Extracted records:
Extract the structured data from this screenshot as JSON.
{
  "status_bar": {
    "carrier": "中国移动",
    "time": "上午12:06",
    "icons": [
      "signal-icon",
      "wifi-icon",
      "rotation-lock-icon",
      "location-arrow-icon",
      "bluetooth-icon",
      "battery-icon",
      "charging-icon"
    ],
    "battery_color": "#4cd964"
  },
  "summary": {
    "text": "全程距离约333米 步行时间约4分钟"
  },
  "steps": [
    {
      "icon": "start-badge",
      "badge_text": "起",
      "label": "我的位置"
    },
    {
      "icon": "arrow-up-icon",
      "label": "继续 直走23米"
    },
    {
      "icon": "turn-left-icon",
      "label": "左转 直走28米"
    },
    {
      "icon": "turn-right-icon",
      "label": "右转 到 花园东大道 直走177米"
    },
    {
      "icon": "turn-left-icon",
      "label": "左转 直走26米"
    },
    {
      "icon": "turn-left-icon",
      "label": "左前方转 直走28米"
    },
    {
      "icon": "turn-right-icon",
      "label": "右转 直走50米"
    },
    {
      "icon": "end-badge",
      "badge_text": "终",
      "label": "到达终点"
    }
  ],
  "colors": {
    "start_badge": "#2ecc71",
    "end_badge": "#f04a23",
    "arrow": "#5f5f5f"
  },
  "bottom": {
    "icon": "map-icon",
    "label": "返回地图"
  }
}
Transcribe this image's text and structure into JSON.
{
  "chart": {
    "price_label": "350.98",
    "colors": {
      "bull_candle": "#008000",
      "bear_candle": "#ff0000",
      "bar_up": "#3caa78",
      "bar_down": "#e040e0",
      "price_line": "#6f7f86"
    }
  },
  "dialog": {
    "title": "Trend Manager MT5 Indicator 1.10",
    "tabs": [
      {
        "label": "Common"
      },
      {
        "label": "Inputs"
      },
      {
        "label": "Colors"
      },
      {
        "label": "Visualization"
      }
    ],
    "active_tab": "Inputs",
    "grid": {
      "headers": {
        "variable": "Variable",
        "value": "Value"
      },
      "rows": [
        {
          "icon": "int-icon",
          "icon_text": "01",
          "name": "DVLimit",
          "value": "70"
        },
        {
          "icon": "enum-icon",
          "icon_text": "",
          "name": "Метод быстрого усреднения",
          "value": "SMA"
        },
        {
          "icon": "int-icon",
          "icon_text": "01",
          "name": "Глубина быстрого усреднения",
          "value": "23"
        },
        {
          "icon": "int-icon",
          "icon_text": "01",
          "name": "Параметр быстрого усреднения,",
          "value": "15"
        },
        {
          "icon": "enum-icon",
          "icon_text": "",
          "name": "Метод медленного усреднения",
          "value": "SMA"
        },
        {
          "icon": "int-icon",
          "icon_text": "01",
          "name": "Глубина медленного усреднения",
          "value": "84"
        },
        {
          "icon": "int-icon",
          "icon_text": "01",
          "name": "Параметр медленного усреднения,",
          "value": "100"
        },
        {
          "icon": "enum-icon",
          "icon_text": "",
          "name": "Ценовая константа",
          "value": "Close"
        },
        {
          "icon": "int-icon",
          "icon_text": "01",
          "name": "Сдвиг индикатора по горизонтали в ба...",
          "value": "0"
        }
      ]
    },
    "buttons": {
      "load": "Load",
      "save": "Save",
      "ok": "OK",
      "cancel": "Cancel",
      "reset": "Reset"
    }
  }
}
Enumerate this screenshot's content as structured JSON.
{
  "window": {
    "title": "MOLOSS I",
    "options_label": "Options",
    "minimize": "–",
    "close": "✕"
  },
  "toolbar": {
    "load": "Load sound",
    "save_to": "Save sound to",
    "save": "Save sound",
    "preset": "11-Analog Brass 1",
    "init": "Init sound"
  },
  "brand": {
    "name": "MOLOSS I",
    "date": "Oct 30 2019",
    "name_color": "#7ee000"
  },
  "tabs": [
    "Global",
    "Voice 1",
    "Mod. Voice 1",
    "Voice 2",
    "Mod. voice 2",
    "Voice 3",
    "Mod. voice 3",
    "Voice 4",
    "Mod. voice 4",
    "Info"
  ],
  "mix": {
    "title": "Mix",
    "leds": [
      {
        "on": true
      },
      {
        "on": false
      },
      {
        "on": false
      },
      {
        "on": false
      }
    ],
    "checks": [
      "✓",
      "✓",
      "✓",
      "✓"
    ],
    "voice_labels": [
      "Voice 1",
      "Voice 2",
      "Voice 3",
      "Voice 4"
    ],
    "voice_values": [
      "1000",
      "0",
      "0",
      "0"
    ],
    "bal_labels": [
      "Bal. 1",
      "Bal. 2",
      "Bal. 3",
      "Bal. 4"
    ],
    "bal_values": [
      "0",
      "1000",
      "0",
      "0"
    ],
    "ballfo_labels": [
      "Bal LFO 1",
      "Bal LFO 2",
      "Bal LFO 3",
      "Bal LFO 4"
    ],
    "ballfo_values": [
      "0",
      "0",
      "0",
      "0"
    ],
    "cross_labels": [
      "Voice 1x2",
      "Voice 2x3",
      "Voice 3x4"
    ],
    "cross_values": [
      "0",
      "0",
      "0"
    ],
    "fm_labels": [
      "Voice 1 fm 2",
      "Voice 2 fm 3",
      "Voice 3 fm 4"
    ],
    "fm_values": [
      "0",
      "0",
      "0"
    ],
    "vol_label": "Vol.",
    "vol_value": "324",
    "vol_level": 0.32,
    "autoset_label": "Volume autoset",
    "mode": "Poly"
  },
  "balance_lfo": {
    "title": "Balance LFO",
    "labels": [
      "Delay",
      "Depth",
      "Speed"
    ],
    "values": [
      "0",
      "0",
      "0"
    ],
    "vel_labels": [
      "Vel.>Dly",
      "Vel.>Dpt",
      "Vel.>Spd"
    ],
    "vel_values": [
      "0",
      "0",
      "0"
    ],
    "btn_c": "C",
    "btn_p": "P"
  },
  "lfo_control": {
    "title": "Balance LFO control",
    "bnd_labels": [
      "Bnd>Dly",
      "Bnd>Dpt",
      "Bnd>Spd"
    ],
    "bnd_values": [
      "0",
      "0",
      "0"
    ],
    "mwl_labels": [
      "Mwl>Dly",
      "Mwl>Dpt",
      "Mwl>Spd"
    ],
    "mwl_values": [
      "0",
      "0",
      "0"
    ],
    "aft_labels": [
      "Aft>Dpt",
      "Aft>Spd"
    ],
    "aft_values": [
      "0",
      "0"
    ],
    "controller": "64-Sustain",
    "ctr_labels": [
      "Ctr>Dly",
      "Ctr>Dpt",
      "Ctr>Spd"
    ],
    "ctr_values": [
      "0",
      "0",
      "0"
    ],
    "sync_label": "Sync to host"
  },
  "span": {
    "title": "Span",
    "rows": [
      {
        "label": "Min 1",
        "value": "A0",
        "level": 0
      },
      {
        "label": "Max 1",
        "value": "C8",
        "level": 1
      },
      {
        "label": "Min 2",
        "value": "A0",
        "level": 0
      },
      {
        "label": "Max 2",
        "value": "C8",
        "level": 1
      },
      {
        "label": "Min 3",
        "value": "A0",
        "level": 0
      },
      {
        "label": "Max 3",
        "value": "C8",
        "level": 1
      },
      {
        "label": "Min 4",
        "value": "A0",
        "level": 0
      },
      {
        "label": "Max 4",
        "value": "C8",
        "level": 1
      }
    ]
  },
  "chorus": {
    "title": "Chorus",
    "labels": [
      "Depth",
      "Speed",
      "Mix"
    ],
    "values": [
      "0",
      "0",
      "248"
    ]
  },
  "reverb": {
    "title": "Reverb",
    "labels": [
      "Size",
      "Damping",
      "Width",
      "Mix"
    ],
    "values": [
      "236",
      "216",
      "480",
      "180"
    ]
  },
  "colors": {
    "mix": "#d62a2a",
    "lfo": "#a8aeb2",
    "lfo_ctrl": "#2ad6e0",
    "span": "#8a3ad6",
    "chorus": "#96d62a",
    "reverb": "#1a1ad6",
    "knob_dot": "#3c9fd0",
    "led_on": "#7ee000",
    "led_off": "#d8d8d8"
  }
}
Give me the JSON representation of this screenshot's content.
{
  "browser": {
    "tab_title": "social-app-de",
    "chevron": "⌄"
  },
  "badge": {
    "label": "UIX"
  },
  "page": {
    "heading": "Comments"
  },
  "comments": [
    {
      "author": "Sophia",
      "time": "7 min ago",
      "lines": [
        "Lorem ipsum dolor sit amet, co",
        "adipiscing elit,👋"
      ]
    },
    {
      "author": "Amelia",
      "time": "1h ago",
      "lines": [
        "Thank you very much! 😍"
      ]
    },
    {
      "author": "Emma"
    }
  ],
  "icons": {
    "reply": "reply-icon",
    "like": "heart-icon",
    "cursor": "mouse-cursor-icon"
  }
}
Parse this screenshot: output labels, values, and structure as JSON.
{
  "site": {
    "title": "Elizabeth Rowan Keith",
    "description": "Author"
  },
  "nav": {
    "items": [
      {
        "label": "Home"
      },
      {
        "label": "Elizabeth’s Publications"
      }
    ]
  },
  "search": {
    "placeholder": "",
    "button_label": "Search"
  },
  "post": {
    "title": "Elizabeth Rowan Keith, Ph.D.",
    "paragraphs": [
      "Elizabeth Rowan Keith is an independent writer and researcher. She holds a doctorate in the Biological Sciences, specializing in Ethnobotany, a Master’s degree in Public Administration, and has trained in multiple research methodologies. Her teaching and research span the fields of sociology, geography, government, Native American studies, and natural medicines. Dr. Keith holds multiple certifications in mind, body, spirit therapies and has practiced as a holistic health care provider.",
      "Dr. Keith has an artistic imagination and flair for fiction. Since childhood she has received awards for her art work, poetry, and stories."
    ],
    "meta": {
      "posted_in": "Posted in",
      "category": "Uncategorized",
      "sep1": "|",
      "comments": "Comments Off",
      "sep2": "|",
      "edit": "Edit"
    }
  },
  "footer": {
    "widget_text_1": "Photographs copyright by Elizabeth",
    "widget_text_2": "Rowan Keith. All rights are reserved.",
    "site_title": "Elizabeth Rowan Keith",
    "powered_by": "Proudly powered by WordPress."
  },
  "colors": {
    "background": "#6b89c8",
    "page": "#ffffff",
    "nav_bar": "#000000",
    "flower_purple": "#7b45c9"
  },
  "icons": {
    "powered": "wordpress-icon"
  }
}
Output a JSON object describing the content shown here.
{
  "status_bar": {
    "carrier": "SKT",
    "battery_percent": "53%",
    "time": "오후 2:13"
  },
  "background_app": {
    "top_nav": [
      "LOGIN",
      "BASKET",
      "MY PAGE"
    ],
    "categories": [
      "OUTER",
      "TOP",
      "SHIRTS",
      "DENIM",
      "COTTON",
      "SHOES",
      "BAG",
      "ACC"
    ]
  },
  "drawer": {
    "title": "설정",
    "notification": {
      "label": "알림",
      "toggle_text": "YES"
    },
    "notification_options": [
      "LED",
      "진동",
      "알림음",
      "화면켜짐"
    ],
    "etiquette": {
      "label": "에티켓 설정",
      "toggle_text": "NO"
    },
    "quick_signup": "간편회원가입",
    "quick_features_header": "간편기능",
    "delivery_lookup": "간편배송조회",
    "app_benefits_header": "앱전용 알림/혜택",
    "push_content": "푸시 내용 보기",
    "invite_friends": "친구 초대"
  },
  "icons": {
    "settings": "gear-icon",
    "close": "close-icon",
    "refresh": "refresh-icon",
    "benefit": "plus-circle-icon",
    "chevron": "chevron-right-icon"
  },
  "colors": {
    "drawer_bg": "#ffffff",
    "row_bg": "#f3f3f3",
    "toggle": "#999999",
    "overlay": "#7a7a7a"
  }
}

• **Aim**
Track down every line with the word "powered" and copy it.

• **Result of this task**
    "powered_by": "Proudly powered by WordPress."
    "powered": "wordpress-icon"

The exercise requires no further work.